Aim: Copy out each line that includes the word "ディレクトリ".

Data items:
** START **

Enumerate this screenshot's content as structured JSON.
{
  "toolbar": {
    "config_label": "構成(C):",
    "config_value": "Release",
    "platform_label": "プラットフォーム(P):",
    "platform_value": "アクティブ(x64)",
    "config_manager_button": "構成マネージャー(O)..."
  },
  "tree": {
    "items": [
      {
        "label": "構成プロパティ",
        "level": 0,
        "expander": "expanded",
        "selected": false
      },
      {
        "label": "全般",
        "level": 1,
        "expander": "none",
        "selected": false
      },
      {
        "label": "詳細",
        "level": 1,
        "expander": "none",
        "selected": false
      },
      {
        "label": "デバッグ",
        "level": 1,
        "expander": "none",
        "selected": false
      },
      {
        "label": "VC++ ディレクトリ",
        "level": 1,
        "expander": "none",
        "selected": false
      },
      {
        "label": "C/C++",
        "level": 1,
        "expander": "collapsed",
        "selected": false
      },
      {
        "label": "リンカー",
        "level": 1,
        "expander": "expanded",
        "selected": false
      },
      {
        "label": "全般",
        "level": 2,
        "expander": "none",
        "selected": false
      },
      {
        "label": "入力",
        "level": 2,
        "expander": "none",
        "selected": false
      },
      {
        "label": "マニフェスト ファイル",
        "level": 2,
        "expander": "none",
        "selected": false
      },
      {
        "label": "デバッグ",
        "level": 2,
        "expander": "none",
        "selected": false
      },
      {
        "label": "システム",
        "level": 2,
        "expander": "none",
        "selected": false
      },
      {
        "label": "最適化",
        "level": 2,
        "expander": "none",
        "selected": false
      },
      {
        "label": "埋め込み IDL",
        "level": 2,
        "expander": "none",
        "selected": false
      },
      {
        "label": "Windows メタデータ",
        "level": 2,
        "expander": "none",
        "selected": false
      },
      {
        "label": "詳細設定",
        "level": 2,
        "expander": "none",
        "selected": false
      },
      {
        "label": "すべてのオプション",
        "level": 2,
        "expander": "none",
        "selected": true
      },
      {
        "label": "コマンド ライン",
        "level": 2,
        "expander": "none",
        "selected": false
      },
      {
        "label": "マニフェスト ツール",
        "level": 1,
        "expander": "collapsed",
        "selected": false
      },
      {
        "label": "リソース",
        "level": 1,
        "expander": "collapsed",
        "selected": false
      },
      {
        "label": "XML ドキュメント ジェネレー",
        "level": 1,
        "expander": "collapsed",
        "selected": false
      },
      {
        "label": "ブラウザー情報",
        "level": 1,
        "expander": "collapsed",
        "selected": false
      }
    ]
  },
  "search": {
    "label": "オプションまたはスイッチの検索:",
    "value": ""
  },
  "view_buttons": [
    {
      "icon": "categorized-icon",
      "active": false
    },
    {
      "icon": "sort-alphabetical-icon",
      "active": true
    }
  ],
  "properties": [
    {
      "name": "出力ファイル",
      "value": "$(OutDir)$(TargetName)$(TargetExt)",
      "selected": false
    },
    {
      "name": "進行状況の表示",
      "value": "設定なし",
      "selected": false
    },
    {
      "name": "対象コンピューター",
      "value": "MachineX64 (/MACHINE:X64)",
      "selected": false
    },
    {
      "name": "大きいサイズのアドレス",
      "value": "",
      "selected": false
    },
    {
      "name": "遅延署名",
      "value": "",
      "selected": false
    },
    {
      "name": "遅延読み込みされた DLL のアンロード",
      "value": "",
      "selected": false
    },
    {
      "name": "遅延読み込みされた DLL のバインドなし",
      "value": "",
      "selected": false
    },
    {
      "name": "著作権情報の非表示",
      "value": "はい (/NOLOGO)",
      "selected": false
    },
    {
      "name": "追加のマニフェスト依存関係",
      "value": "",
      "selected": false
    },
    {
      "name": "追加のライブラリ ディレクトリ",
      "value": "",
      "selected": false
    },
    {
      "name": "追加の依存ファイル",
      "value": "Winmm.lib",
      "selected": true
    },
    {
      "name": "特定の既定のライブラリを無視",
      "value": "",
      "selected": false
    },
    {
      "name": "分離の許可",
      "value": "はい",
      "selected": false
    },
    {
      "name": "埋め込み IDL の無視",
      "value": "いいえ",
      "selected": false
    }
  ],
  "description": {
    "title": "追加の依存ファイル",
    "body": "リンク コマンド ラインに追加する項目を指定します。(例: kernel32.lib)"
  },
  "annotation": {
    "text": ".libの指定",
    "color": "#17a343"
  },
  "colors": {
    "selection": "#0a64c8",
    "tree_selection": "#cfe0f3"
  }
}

** END **

Solution for this problem:
        "label": "VC++ ディレクトリ",
      "name": "追加のライブラリ ディレクトリ",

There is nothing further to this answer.